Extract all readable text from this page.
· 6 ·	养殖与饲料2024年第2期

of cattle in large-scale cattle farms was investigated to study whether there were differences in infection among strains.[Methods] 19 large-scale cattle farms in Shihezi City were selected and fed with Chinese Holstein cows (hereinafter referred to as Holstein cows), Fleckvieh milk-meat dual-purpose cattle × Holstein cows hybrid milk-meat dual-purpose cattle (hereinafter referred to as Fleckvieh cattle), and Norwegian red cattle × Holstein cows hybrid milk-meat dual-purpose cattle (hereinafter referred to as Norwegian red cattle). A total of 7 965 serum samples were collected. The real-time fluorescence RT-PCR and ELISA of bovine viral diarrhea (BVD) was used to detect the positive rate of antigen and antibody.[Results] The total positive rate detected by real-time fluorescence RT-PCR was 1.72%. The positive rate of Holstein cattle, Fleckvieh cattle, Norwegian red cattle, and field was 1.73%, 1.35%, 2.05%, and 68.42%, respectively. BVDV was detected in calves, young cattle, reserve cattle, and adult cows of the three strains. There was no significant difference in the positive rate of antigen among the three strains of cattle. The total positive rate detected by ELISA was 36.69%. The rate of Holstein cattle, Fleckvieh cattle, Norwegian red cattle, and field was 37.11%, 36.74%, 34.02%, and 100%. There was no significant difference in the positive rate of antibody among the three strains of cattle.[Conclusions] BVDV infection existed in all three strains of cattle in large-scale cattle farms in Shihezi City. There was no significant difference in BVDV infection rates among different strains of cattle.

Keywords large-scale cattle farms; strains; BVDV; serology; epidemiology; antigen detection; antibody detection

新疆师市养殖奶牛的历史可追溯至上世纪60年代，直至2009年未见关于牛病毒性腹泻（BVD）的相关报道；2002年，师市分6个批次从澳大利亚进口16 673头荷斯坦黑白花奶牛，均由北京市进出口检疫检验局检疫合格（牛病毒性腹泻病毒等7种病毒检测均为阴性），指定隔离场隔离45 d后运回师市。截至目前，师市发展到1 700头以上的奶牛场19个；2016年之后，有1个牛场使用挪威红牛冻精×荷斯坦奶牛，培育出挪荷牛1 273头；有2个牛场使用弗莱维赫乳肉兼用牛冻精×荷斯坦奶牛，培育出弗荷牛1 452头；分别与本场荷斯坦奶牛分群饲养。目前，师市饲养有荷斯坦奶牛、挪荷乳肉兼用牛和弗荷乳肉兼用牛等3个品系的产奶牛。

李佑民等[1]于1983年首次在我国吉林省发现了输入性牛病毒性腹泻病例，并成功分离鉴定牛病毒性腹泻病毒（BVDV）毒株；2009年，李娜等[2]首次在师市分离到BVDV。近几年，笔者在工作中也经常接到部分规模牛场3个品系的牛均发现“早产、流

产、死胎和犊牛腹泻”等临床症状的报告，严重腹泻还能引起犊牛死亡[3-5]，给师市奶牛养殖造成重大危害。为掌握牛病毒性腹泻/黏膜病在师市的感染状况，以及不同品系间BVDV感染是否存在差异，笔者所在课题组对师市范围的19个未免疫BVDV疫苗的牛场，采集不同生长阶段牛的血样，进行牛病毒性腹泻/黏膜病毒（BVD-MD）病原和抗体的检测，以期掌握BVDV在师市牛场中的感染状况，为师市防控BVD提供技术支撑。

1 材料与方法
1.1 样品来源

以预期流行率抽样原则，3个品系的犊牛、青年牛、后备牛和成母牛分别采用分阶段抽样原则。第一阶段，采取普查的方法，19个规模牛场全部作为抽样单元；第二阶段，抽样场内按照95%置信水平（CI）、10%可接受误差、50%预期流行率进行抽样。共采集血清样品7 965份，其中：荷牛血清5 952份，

==========

Task directions>
Transcribe each record exactly as it is written above.

Output of the task>
Extract all readable text from this page.
· 6 ·	养殖与饲料2024年第2期

of cattle in large-scale cattle farms was investigated to study whether there were differences in infection among strains.[Methods] 19 large-scale cattle farms in Shihezi City were selected and fed with Chinese Holstein cows (hereinafter referred to as Holstein cows), Fleckvieh milk-meat dual-purpose cattle × Holstein cows hybrid milk-meat dual-purpose cattle (hereinafter referred to as Fleckvieh cattle), and Norwegian red cattle × Holstein cows hybrid milk-meat dual-purpose cattle (hereinafter referred to as Norwegian red cattle). A total of 7 965 serum samples were collected. The real-time fluorescence RT-PCR and ELISA of bovine viral diarrhea (BVD) was used to detect the positive rate of antigen and antibody.[Results] The total positive rate detected by real-time fluorescence RT-PCR was 1.72%. The positive rate of Holstein cattle, Fleckvieh cattle, Norwegian red cattle, and field was 1.73%, 1.35%, 2.05%, and 68.42%, respectively. BVDV was detected in calves, young cattle, reserve cattle, and adult cows of the three strains. There was no significant difference in the positive rate of antigen among the three strains of cattle. The total positive rate detected by ELISA was 36.69%. The rate of Holstein cattle, Fleckvieh cattle, Norwegian red cattle, and field was 37.11%, 36.74%, 34.02%, and 100%. There was no significant difference in the positive rate of antibody among the three strains of cattle.[Conclusions] BVDV infection existed in all three strains of cattle in large-scale cattle farms in Shihezi City. There was no significant difference in BVDV infection rates among different strains of cattle.

Keywords large-scale cattle farms; strains; BVDV; serology; epidemiology; antigen detection; antibody detection

新疆师市养殖奶牛的历史可追溯至上世纪60年代，直至2009年未见关于牛病毒性腹泻（BVD）的相关报道；2002年，师市分6个批次从澳大利亚进口16 673头荷斯坦黑白花奶牛，均由北京市进出口检疫检验局检疫合格（牛病毒性腹泻病毒等7种病毒检测均为阴性），指定隔离场隔离45 d后运回师市。截至目前，师市发展到1 700头以上的奶牛场19个；2016年之后，有1个牛场使用挪威红牛冻精×荷斯坦奶牛，培育出挪荷牛1 273头；有2个牛场使用弗莱维赫乳肉兼用牛冻精×荷斯坦奶牛，培育出弗荷牛1 452头；分别与本场荷斯坦奶牛分群饲养。目前，师市饲养有荷斯坦奶牛、挪荷乳肉兼用牛和弗荷乳肉兼用牛等3个品系的产奶牛。

李佑民等[1]于1983年首次在我国吉林省发现了输入性牛病毒性腹泻病例，并成功分离鉴定牛病毒性腹泻病毒（BVDV）毒株；2009年，李娜等[2]首次在师市分离到BVDV。近几年，笔者在工作中也经常接到部分规模牛场3个品系的牛均发现“早产、流

产、死胎和犊牛腹泻”等临床症状的报告，严重腹泻还能引起犊牛死亡[3-5]，给师市奶牛养殖造成重大危害。为掌握牛病毒性腹泻/黏膜病在师市的感染状况，以及不同品系间BVDV感染是否存在差异，笔者所在课题组对师市范围的19个未免疫BVDV疫苗的牛场，采集不同生长阶段牛的血样，进行牛病毒性腹泻/黏膜病毒（BVD-MD）病原和抗体的检测，以期掌握BVDV在师市牛场中的感染状况，为师市防控BVD提供技术支撑。

1 材料与方法
1.1 样品来源

以预期流行率抽样原则，3个品系的犊牛、青年牛、后备牛和成母牛分别采用分阶段抽样原则。第一阶段，采取普查的方法，19个规模牛场全部作为抽样单元；第二阶段，抽样场内按照95%置信水平（CI）、10%可接受误差、50%预期流行率进行抽样。共采集血清样品7 965份，其中：荷牛血清5 952份，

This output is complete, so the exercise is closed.